Stated task
Write out the data below exactly as given, without any of its pictures.

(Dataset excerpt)
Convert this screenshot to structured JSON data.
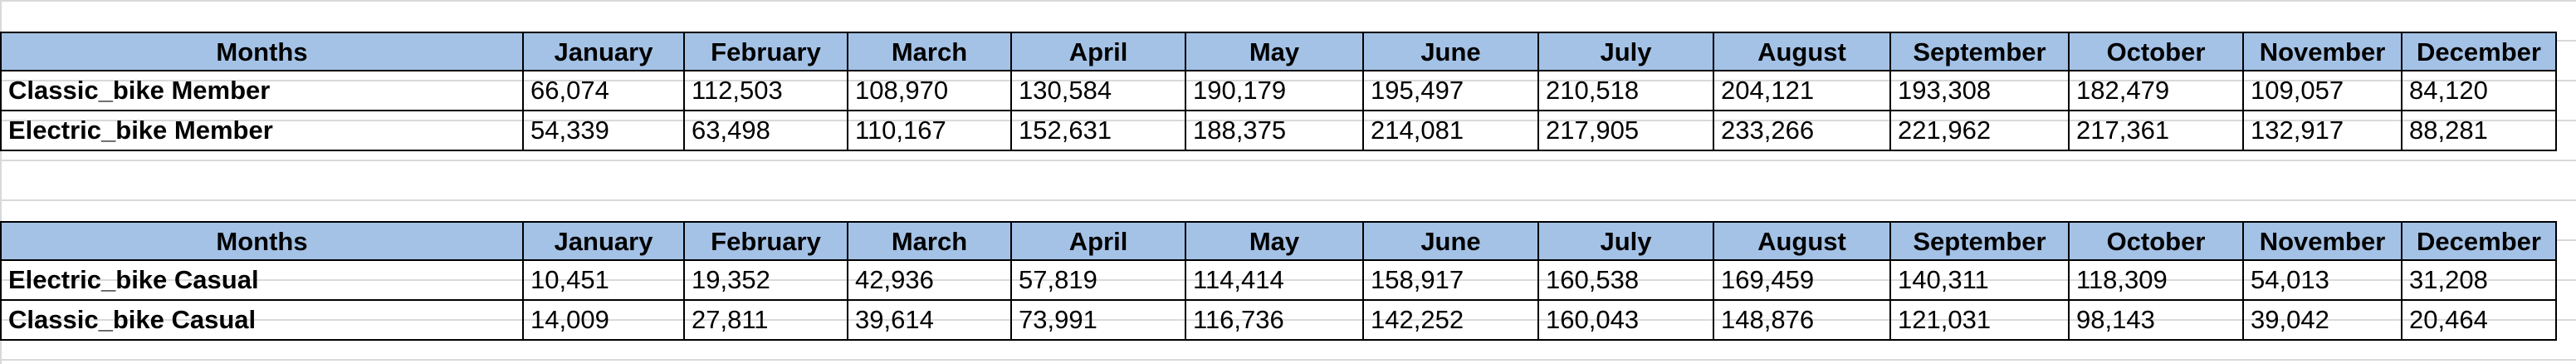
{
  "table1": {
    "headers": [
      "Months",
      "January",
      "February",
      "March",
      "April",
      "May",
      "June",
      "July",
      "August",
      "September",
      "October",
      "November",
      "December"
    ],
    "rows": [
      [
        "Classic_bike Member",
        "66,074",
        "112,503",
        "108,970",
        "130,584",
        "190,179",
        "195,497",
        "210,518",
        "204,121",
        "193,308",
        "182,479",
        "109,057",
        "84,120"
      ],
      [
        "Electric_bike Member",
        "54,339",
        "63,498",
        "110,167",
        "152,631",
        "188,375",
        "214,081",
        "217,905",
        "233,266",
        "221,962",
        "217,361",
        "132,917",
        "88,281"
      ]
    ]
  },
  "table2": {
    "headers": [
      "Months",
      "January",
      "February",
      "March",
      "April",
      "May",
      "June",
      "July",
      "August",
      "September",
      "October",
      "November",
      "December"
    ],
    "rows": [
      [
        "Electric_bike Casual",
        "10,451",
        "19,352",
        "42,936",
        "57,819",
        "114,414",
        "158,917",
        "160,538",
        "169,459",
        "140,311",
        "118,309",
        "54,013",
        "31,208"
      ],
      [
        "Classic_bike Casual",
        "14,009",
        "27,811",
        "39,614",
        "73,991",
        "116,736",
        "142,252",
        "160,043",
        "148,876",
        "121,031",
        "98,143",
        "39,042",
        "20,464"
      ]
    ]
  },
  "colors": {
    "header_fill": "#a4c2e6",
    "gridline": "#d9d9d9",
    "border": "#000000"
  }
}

Exercise answer
Convert this screenshot to structured JSON data.
{
  "table1": {
    "headers": [
      "Months",
      "January",
      "February",
      "March",
      "April",
      "May",
      "June",
      "July",
      "August",
      "September",
      "October",
      "November",
      "December"
    ],
    "rows": [
      [
        "Classic_bike Member",
        "66,074",
        "112,503",
        "108,970",
        "130,584",
        "190,179",
        "195,497",
        "210,518",
        "204,121",
        "193,308",
        "182,479",
        "109,057",
        "84,120"
      ],
      [
        "Electric_bike Member",
        "54,339",
        "63,498",
        "110,167",
        "152,631",
        "188,375",
        "214,081",
        "217,905",
        "233,266",
        "221,962",
        "217,361",
        "132,917",
        "88,281"
      ]
    ]
  },
  "table2": {
    "headers": [
      "Months",
      "January",
      "February",
      "March",
      "April",
      "May",
      "June",
      "July",
      "August",
      "September",
      "October",
      "November",
      "December"
    ],
    "rows": [
      [
        "Electric_bike Casual",
        "10,451",
        "19,352",
        "42,936",
        "57,819",
        "114,414",
        "158,917",
        "160,538",
        "169,459",
        "140,311",
        "118,309",
        "54,013",
        "31,208"
      ],
      [
        "Classic_bike Casual",
        "14,009",
        "27,811",
        "39,614",
        "73,991",
        "116,736",
        "142,252",
        "160,043",
        "148,876",
        "121,031",
        "98,143",
        "39,042",
        "20,464"
      ]
    ]
  },
  "colors": {
    "header_fill": "#a4c2e6",
    "gridline": "#d9d9d9",
    "border": "#000000"
  }
}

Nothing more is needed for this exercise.